- _Given records_:

__________

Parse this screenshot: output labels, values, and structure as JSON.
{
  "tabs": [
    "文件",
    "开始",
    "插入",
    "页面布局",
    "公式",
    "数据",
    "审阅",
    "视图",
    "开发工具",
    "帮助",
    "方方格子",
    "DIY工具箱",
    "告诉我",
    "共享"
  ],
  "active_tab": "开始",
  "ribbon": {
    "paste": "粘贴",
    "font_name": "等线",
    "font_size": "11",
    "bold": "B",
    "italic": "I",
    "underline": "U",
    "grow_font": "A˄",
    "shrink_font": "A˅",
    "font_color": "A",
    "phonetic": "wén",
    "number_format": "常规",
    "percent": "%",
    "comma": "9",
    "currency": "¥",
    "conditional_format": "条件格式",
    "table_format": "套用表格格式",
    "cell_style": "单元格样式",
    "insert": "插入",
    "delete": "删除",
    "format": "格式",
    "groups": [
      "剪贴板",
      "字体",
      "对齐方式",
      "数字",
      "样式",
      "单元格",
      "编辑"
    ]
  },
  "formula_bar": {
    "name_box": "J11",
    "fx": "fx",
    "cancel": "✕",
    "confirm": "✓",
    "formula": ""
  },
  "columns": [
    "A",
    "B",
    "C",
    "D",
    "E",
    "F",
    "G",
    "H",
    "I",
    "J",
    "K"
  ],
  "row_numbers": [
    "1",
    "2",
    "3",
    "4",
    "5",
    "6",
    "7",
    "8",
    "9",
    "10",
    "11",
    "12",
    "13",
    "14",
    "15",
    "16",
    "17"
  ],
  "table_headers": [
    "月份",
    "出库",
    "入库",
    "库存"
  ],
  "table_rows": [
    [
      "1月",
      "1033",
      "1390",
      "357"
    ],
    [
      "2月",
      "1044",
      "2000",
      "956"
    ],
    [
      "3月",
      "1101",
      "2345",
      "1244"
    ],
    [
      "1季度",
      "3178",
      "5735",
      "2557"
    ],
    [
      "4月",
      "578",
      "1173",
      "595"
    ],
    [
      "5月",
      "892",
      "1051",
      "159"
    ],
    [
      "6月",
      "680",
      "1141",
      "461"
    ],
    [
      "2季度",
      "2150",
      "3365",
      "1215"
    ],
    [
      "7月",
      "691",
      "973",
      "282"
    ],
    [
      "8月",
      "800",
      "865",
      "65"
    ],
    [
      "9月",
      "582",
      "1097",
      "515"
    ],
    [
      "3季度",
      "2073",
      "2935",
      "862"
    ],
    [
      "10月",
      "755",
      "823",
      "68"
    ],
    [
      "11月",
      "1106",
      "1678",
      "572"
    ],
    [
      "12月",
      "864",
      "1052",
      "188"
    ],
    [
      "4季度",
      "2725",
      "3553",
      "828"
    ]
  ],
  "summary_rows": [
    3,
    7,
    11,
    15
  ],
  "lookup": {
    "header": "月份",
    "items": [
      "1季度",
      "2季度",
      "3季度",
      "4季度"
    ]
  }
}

__________

- _Exercise directions_: From the first line to the last, please quote the material above exactly.

- _Solution below_:
Parse this screenshot: output labels, values, and structure as JSON.
{
  "tabs": [
    "文件",
    "开始",
    "插入",
    "页面布局",
    "公式",
    "数据",
    "审阅",
    "视图",
    "开发工具",
    "帮助",
    "方方格子",
    "DIY工具箱",
    "告诉我",
    "共享"
  ],
  "active_tab": "开始",
  "ribbon": {
    "paste": "粘贴",
    "font_name": "等线",
    "font_size": "11",
    "bold": "B",
    "italic": "I",
    "underline": "U",
    "grow_font": "A˄",
    "shrink_font": "A˅",
    "font_color": "A",
    "phonetic": "wén",
    "number_format": "常规",
    "percent": "%",
    "comma": "9",
    "currency": "¥",
    "conditional_format": "条件格式",
    "table_format": "套用表格格式",
    "cell_style": "单元格样式",
    "insert": "插入",
    "delete": "删除",
    "format": "格式",
    "groups": [
      "剪贴板",
      "字体",
      "对齐方式",
      "数字",
      "样式",
      "单元格",
      "编辑"
    ]
  },
  "formula_bar": {
    "name_box": "J11",
    "fx": "fx",
    "cancel": "✕",
    "confirm": "✓",
    "formula": ""
  },
  "columns": [
    "A",
    "B",
    "C",
    "D",
    "E",
    "F",
    "G",
    "H",
    "I",
    "J",
    "K"
  ],
  "row_numbers": [
    "1",
    "2",
    "3",
    "4",
    "5",
    "6",
    "7",
    "8",
    "9",
    "10",
    "11",
    "12",
    "13",
    "14",
    "15",
    "16",
    "17"
  ],
  "table_headers": [
    "月份",
    "出库",
    "入库",
    "库存"
  ],
  "table_rows": [
    [
      "1月",
      "1033",
      "1390",
      "357"
    ],
    [
      "2月",
      "1044",
      "2000",
      "956"
    ],
    [
      "3月",
      "1101",
      "2345",
      "1244"
    ],
    [
      "1季度",
      "3178",
      "5735",
      "2557"
    ],
    [
      "4月",
      "578",
      "1173",
      "595"
    ],
    [
      "5月",
      "892",
      "1051",
      "159"
    ],
    [
      "6月",
      "680",
      "1141",
      "461"
    ],
    [
      "2季度",
      "2150",
      "3365",
      "1215"
    ],
    [
      "7月",
      "691",
      "973",
      "282"
    ],
    [
      "8月",
      "800",
      "865",
      "65"
    ],
    [
      "9月",
      "582",
      "1097",
      "515"
    ],
    [
      "3季度",
      "2073",
      "2935",
      "862"
    ],
    [
      "10月",
      "755",
      "823",
      "68"
    ],
    [
      "11月",
      "1106",
      "1678",
      "572"
    ],
    [
      "12月",
      "864",
      "1052",
      "188"
    ],
    [
      "4季度",
      "2725",
      "3553",
      "828"
    ]
  ],
  "summary_rows": [
    3,
    7,
    11,
    15
  ],
  "lookup": {
    "header": "月份",
    "items": [
      "1季度",
      "2季度",
      "3季度",
      "4季度"
    ]
  }
}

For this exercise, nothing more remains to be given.